▶ [Dataset content]
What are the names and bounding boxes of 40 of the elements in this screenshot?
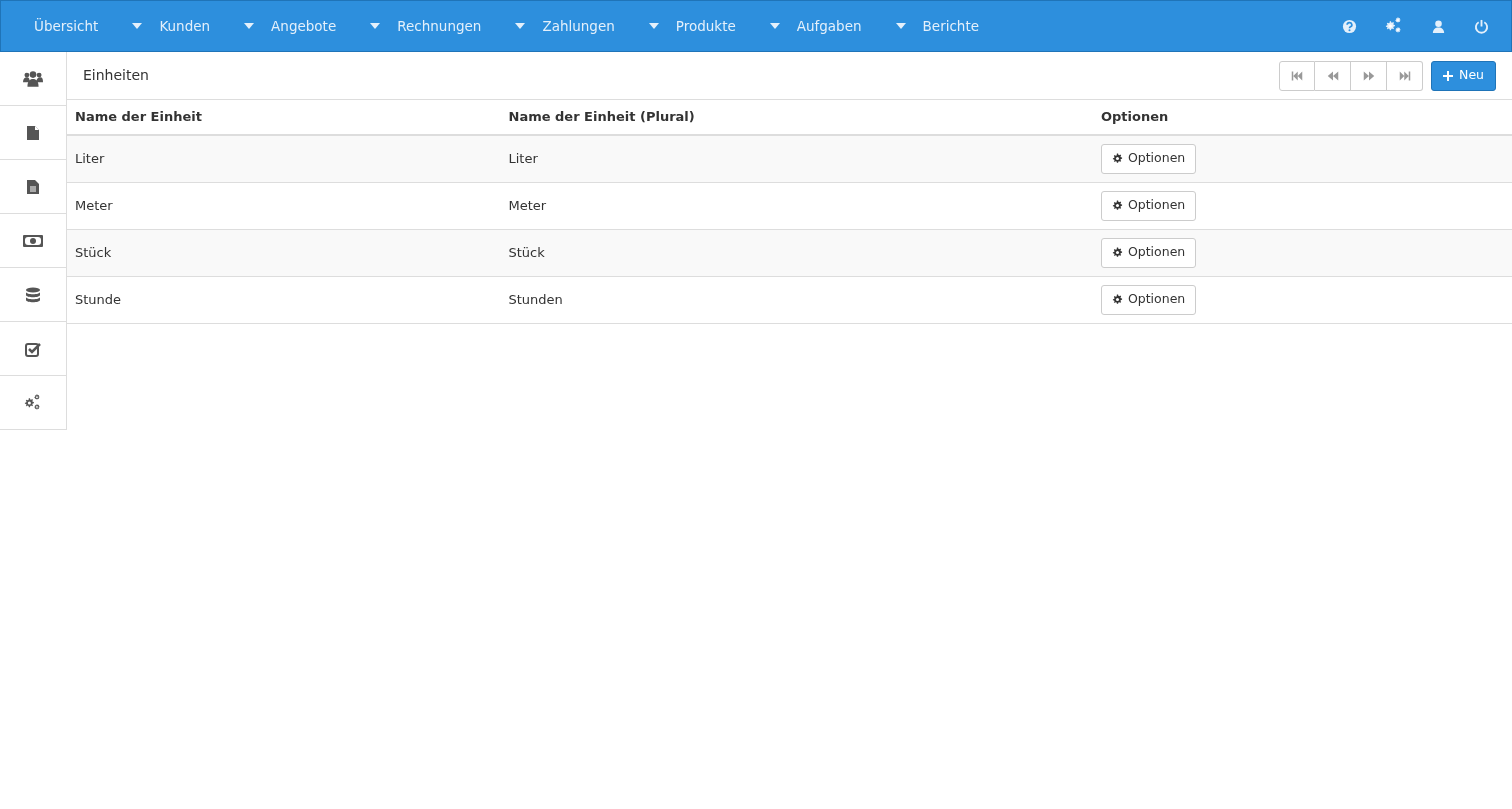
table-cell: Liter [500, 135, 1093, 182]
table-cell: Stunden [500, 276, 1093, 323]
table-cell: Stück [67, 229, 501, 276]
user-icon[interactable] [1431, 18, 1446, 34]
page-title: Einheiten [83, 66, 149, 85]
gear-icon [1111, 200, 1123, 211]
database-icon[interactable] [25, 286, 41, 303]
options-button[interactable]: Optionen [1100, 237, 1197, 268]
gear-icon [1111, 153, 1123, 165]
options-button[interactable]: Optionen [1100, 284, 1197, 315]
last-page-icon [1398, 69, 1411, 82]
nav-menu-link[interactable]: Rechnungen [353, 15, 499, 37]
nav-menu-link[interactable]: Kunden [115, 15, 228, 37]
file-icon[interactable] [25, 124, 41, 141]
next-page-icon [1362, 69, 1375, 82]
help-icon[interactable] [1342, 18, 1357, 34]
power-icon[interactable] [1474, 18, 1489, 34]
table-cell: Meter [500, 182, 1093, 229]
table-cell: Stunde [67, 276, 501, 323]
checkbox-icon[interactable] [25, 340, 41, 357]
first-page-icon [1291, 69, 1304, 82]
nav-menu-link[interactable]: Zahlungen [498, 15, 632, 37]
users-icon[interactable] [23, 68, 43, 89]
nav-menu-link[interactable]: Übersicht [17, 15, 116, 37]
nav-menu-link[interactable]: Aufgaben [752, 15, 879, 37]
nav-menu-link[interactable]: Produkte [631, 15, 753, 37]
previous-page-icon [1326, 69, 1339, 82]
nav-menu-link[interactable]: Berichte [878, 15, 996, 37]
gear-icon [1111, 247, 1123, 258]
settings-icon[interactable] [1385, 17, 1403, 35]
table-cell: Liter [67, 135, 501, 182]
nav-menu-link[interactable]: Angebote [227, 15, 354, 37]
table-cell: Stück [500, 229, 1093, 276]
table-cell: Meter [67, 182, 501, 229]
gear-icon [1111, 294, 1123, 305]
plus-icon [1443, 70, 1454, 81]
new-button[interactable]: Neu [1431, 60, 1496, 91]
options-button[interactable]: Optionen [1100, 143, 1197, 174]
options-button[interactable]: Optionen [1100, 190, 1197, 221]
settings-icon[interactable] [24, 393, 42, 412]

--

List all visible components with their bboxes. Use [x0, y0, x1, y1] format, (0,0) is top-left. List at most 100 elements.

▶ [What you need to do]
Print the lines above exactly, from the line that contains "What are the" through the line that contains "options-button[interactable]: Optionen [1100, 237, 1197, 268]", and leave out the pictures.

▶ [Written reply]
What are the names and bounding boxes of 40 of the elements in this screenshot?
table-cell: Liter [500, 135, 1093, 182]
table-cell: Stunden [500, 276, 1093, 323]
table-cell: Stück [67, 229, 501, 276]
user-icon[interactable] [1431, 18, 1446, 34]
page-title: Einheiten [83, 66, 149, 85]
gear-icon [1111, 200, 1123, 211]
database-icon[interactable] [25, 286, 41, 303]
options-button[interactable]: Optionen [1100, 237, 1197, 268]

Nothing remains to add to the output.